── DATA LISTING

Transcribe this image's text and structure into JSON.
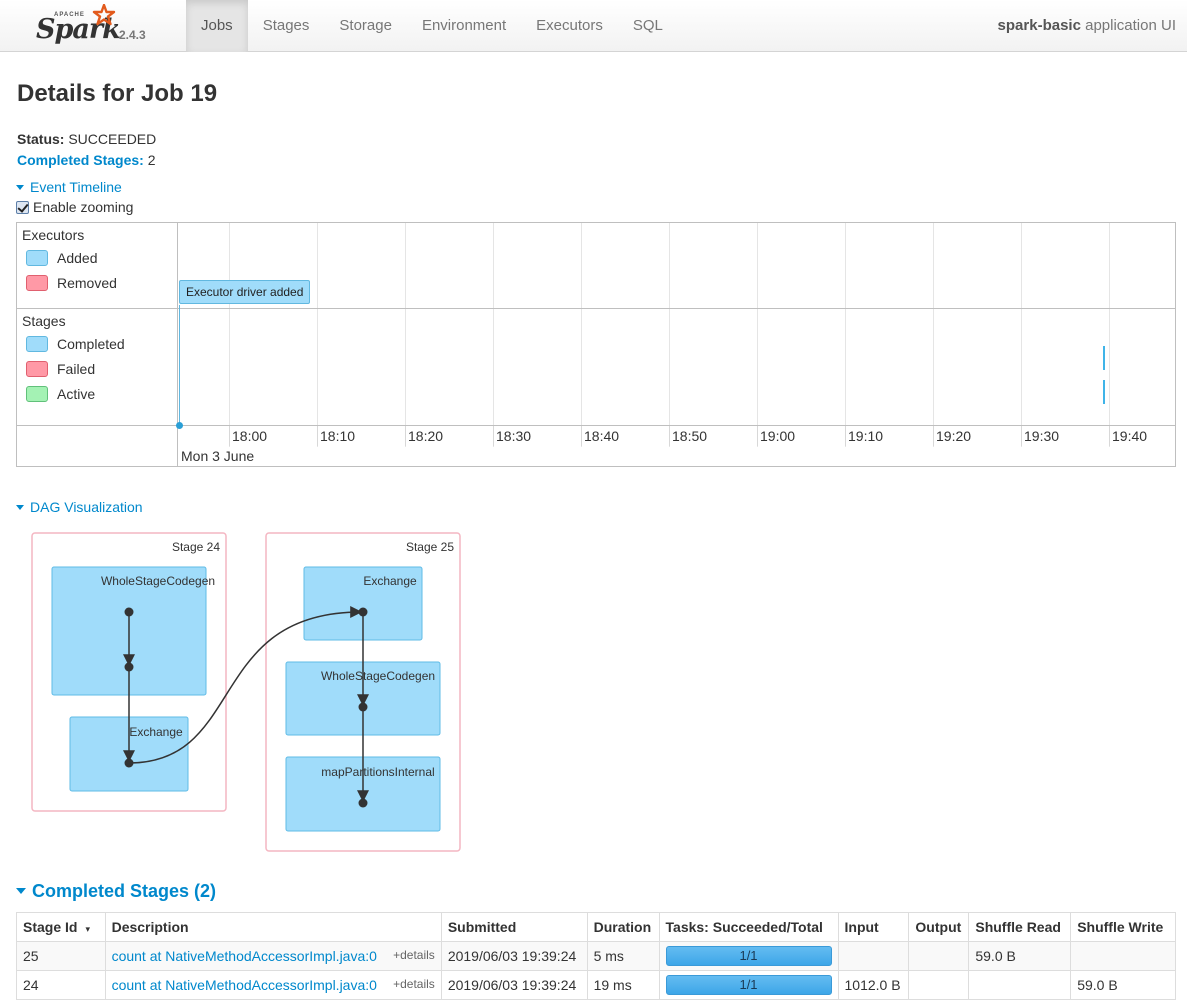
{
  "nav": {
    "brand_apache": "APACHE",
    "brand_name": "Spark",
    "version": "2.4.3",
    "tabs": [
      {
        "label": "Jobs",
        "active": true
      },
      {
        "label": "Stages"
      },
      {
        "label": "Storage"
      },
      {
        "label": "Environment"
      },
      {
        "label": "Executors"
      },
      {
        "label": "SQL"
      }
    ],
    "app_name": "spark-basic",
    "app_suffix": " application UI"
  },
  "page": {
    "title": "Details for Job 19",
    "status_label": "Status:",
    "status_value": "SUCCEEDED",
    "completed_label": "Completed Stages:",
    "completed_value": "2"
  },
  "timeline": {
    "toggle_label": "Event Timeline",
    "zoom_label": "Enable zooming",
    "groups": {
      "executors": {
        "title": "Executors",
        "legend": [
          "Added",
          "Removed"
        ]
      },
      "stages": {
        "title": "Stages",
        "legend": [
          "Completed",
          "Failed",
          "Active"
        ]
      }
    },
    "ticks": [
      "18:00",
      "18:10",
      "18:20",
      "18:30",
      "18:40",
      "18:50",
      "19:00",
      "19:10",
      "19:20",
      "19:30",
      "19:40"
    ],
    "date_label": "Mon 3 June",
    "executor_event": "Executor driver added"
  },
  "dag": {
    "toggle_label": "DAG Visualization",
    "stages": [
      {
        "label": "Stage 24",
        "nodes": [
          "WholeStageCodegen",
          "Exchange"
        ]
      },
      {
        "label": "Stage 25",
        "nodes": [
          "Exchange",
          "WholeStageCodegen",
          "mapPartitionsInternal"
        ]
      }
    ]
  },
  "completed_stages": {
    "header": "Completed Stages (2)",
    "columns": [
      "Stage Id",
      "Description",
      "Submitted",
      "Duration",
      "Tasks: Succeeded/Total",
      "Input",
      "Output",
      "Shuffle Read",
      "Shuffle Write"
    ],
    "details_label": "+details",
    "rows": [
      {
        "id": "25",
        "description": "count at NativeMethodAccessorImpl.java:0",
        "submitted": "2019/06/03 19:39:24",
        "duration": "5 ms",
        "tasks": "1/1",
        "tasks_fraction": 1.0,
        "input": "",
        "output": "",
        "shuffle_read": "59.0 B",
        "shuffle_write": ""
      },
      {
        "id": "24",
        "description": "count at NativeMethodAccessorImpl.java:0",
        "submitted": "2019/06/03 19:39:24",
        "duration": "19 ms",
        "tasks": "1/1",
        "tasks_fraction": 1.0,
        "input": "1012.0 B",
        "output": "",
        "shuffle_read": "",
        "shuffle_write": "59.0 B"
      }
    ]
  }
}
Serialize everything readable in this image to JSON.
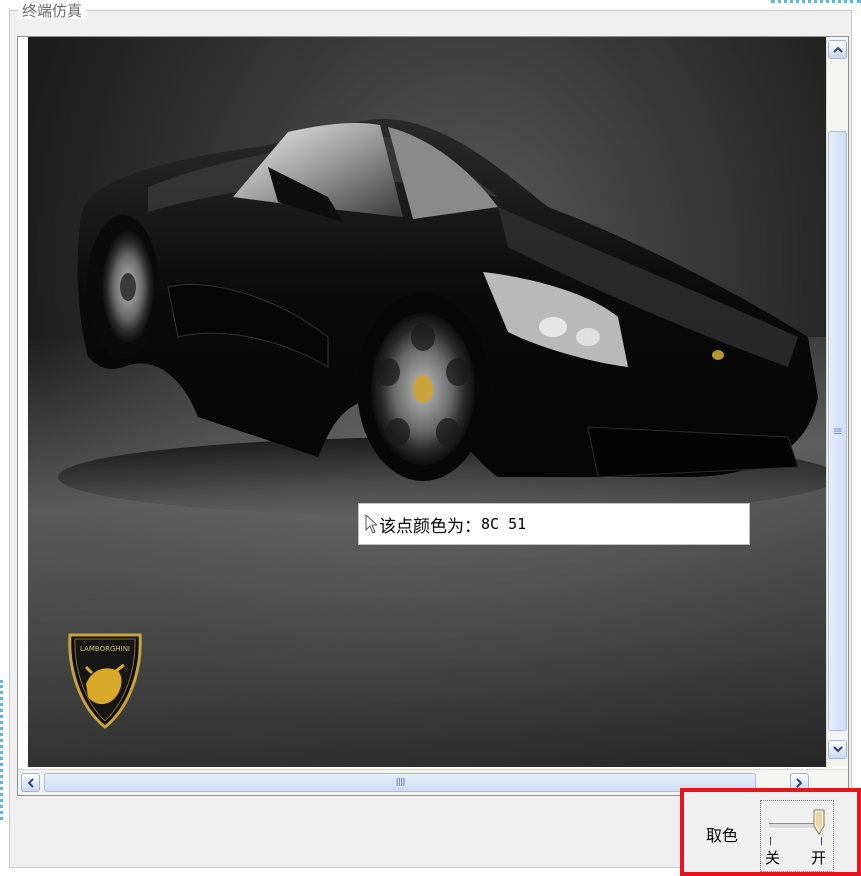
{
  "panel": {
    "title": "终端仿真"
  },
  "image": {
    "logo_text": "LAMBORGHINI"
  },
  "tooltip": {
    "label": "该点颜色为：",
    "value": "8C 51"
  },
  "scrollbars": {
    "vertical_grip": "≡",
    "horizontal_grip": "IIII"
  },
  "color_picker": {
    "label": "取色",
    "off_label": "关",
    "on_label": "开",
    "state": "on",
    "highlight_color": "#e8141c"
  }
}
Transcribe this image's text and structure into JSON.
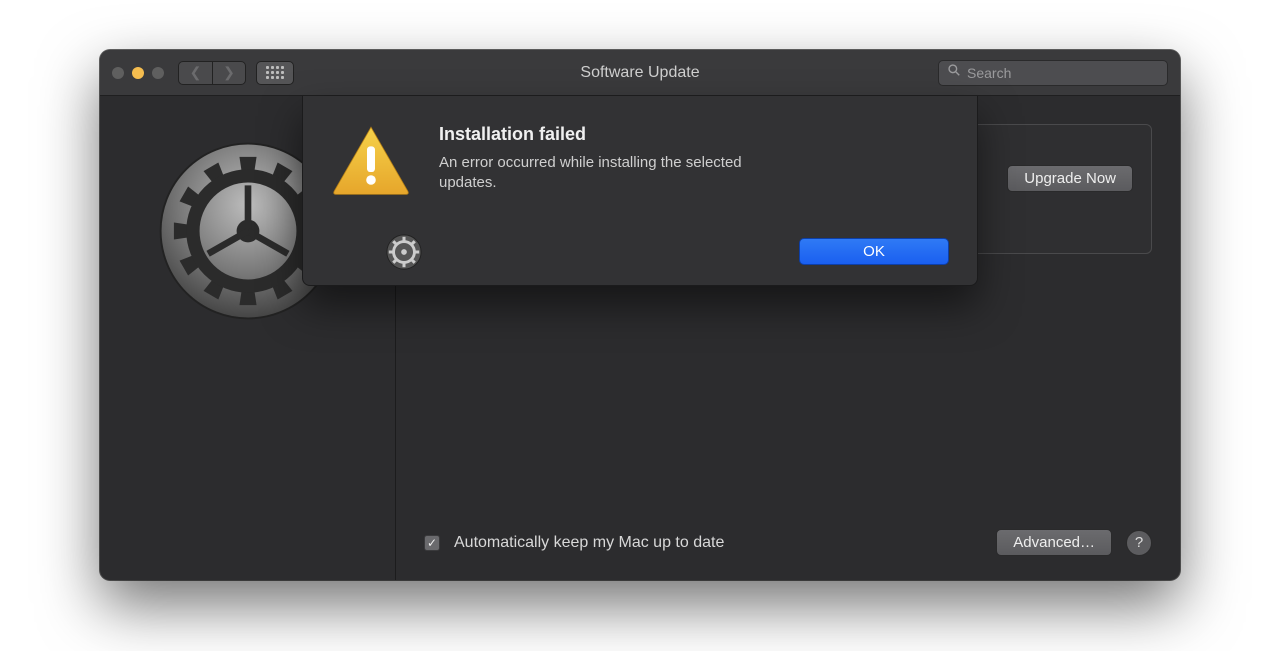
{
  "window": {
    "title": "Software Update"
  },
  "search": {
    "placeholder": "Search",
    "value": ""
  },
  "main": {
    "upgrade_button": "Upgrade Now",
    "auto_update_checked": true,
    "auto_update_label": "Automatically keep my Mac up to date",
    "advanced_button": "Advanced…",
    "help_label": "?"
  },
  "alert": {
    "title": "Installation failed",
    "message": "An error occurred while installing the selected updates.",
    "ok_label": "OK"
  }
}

────

WRITTEN PROBLEM »
Return the material exactly as given, apart from the pictures.

FULL SOLUTION »
Transcribe this image's text and structure into JSON.
{
  "nav": {
    "brand_apache": "APACHE",
    "brand_name": "Spark",
    "version": "2.4.3",
    "tabs": [
      {
        "label": "Jobs",
        "active": true
      },
      {
        "label": "Stages"
      },
      {
        "label": "Storage"
      },
      {
        "label": "Environment"
      },
      {
        "label": "Executors"
      },
      {
        "label": "SQL"
      }
    ],
    "app_name": "spark-basic",
    "app_suffix": " application UI"
  },
  "page": {
    "title": "Details for Job 19",
    "status_label": "Status:",
    "status_value": "SUCCEEDED",
    "completed_label": "Completed Stages:",
    "completed_value": "2"
  },
  "timeline": {
    "toggle_label": "Event Timeline",
    "zoom_label": "Enable zooming",
    "groups": {
      "executors": {
        "title": "Executors",
        "legend": [
          "Added",
          "Removed"
        ]
      },
      "stages": {
        "title": "Stages",
        "legend": [
          "Completed",
          "Failed",
          "Active"
        ]
      }
    },
    "ticks": [
      "18:00",
      "18:10",
      "18:20",
      "18:30",
      "18:40",
      "18:50",
      "19:00",
      "19:10",
      "19:20",
      "19:30",
      "19:40"
    ],
    "date_label": "Mon 3 June",
    "executor_event": "Executor driver added"
  },
  "dag": {
    "toggle_label": "DAG Visualization",
    "stages": [
      {
        "label": "Stage 24",
        "nodes": [
          "WholeStageCodegen",
          "Exchange"
        ]
      },
      {
        "label": "Stage 25",
        "nodes": [
          "Exchange",
          "WholeStageCodegen",
          "mapPartitionsInternal"
        ]
      }
    ]
  },
  "completed_stages": {
    "header": "Completed Stages (2)",
    "columns": [
      "Stage Id",
      "Description",
      "Submitted",
      "Duration",
      "Tasks: Succeeded/Total",
      "Input",
      "Output",
      "Shuffle Read",
      "Shuffle Write"
    ],
    "details_label": "+details",
    "rows": [
      {
        "id": "25",
        "description": "count at NativeMethodAccessorImpl.java:0",
        "submitted": "2019/06/03 19:39:24",
        "duration": "5 ms",
        "tasks": "1/1",
        "tasks_fraction": 1.0,
        "input": "",
        "output": "",
        "shuffle_read": "59.0 B",
        "shuffle_write": ""
      },
      {
        "id": "24",
        "description": "count at NativeMethodAccessorImpl.java:0",
        "submitted": "2019/06/03 19:39:24",
        "duration": "19 ms",
        "tasks": "1/1",
        "tasks_fraction": 1.0,
        "input": "1012.0 B",
        "output": "",
        "shuffle_read": "",
        "shuffle_write": "59.0 B"
      }
    ]
  }
}
Serialize everything readable in this image to JSON.
{
  "panel": {
    "title": "终端仿真"
  },
  "image": {
    "logo_text": "LAMBORGHINI"
  },
  "tooltip": {
    "label": "该点颜色为：",
    "value": "8C 51"
  },
  "scrollbars": {
    "vertical_grip": "≡",
    "horizontal_grip": "IIII"
  },
  "color_picker": {
    "label": "取色",
    "off_label": "关",
    "on_label": "开",
    "state": "on",
    "highlight_color": "#e8141c"
  }
}
Transcribe this image's text and structure into JSON.
{
  "window": {
    "title": "Software Update"
  },
  "search": {
    "placeholder": "Search",
    "value": ""
  },
  "main": {
    "upgrade_button": "Upgrade Now",
    "auto_update_checked": true,
    "auto_update_label": "Automatically keep my Mac up to date",
    "advanced_button": "Advanced…",
    "help_label": "?"
  },
  "alert": {
    "title": "Installation failed",
    "message": "An error occurred while installing the selected updates.",
    "ok_label": "OK"
  }
}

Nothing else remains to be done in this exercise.